### WORK INSTRUCTIONS
Scan the data for "private" and copy the lines it appears in.

+++

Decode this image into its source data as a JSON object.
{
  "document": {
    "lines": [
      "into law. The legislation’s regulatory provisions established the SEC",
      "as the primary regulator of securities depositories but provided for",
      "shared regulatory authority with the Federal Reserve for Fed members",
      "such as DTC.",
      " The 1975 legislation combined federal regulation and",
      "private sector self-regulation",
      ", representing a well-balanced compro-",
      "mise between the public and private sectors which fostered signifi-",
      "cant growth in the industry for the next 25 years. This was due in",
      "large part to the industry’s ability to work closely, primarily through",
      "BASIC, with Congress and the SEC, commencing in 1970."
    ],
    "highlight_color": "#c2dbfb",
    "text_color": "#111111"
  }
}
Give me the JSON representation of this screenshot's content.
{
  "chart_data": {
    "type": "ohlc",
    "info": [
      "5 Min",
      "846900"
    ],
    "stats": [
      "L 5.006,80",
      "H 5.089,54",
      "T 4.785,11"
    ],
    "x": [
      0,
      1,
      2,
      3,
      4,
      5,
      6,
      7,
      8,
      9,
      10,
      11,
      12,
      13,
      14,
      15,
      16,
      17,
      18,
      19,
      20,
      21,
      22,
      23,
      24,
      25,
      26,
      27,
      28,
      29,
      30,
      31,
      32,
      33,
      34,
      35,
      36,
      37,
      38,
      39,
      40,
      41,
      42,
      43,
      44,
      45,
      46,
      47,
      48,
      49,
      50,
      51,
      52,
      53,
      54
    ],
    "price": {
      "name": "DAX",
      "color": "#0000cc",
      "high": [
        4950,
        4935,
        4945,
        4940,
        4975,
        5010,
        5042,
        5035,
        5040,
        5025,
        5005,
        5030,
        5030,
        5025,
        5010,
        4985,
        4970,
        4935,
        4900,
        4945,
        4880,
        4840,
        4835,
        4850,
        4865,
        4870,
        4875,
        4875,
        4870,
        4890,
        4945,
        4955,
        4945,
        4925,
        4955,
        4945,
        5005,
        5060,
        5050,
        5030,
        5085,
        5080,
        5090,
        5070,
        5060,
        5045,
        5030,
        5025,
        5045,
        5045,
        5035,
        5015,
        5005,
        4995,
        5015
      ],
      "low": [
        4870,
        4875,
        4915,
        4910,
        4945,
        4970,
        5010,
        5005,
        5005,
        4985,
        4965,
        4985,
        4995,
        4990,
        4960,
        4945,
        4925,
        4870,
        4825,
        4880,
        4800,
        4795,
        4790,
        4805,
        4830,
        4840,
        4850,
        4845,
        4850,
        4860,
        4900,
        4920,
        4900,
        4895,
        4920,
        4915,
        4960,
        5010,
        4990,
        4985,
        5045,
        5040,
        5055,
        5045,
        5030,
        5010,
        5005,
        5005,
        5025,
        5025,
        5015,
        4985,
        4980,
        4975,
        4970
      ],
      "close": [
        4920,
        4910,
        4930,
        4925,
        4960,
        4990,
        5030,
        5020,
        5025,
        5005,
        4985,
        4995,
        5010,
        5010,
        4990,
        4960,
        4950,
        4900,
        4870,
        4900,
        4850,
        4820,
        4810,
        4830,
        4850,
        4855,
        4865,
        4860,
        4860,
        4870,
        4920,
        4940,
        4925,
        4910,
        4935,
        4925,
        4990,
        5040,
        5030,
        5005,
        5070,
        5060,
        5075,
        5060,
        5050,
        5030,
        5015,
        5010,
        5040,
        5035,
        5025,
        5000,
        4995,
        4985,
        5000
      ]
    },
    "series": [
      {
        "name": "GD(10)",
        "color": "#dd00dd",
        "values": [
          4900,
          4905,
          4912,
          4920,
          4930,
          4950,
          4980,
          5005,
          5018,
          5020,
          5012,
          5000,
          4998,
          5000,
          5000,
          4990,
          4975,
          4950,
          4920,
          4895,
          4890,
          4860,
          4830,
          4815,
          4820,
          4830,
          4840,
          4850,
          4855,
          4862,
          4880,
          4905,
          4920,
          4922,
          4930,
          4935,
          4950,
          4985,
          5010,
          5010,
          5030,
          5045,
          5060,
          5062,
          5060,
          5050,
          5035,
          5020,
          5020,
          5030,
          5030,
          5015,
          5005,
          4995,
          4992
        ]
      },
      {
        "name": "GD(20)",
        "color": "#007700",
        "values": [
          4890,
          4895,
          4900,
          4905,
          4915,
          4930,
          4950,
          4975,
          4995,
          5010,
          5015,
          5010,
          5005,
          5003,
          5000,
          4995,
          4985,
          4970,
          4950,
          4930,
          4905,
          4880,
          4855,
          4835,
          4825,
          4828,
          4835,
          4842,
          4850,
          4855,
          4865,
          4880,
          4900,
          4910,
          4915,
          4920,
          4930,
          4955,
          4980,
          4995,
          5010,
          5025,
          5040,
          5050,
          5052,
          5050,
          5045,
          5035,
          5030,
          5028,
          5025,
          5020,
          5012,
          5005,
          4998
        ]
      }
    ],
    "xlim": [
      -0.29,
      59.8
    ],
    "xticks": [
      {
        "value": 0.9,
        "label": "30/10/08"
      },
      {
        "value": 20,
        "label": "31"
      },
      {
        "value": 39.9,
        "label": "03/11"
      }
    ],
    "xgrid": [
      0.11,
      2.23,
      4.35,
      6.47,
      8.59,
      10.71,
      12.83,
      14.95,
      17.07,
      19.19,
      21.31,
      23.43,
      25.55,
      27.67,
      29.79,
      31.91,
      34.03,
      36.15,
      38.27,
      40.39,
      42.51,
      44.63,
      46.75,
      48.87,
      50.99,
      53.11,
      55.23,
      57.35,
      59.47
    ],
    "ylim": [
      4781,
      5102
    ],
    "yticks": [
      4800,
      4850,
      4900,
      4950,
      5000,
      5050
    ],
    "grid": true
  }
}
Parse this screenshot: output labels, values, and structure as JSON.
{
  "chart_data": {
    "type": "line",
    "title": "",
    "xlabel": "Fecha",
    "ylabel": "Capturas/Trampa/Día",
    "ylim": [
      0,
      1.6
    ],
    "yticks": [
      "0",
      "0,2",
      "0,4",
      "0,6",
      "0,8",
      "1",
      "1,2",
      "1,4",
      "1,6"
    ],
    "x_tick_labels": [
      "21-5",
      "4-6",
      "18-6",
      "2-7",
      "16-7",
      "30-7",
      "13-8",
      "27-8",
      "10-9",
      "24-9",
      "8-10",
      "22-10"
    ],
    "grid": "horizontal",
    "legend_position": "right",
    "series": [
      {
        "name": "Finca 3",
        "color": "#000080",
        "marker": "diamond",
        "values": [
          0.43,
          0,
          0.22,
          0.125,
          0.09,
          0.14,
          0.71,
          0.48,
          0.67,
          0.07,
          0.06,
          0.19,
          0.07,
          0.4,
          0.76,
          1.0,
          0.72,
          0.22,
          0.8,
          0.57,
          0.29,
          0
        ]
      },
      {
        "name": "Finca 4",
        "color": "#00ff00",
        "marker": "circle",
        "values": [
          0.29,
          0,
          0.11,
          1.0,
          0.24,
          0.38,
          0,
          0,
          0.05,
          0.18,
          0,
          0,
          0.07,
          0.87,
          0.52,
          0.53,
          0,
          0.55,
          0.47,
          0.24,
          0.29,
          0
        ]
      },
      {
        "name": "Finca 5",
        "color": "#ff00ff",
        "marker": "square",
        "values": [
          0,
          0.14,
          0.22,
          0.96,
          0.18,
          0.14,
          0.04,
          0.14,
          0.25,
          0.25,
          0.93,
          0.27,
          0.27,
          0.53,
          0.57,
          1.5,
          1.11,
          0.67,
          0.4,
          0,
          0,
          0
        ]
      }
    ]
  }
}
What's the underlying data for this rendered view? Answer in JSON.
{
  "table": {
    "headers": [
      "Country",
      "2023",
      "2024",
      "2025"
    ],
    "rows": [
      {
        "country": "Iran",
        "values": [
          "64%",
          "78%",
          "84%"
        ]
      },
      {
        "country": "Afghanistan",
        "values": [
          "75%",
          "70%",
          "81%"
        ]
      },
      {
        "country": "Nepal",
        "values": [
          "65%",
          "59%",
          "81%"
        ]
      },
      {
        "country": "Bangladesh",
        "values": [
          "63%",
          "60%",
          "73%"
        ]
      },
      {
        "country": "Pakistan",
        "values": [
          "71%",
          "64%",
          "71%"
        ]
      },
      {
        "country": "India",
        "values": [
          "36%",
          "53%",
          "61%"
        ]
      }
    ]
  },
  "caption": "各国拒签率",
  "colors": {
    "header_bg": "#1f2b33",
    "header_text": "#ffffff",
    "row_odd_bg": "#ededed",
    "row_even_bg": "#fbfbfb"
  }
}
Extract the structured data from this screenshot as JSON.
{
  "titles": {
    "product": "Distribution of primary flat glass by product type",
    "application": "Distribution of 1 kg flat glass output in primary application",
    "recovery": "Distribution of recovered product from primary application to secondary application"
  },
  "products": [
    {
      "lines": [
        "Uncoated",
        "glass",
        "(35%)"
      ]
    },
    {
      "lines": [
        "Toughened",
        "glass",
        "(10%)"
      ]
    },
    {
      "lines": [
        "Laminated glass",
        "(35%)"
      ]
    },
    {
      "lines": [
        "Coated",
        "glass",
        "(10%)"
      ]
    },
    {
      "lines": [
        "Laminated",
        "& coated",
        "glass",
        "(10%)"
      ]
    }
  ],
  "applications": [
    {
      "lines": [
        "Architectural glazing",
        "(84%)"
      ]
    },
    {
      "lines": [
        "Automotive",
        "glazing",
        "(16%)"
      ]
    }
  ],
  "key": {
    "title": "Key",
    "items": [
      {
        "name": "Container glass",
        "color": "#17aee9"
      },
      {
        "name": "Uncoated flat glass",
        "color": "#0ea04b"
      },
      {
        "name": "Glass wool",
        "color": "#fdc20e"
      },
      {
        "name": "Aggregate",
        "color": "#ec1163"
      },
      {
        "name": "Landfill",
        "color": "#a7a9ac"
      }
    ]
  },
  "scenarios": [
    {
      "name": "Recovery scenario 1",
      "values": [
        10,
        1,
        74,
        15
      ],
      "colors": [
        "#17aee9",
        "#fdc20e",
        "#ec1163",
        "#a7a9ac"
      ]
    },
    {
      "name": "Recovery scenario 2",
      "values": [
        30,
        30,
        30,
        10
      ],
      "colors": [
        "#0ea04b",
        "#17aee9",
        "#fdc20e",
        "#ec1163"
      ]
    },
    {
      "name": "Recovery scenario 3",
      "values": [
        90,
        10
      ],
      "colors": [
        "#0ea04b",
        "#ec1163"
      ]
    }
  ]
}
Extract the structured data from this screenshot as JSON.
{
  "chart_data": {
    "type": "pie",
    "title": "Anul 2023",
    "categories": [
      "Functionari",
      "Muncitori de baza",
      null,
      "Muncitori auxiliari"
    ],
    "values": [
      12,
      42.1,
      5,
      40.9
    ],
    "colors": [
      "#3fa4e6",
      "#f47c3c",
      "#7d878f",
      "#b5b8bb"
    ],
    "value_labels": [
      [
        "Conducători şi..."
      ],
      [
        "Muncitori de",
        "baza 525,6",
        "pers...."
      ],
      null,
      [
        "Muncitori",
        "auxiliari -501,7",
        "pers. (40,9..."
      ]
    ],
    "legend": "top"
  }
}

+++

### WORKED SOLUTION
      "private sector self-regulation",
      "mise between the public and private sectors which fostered signifi-",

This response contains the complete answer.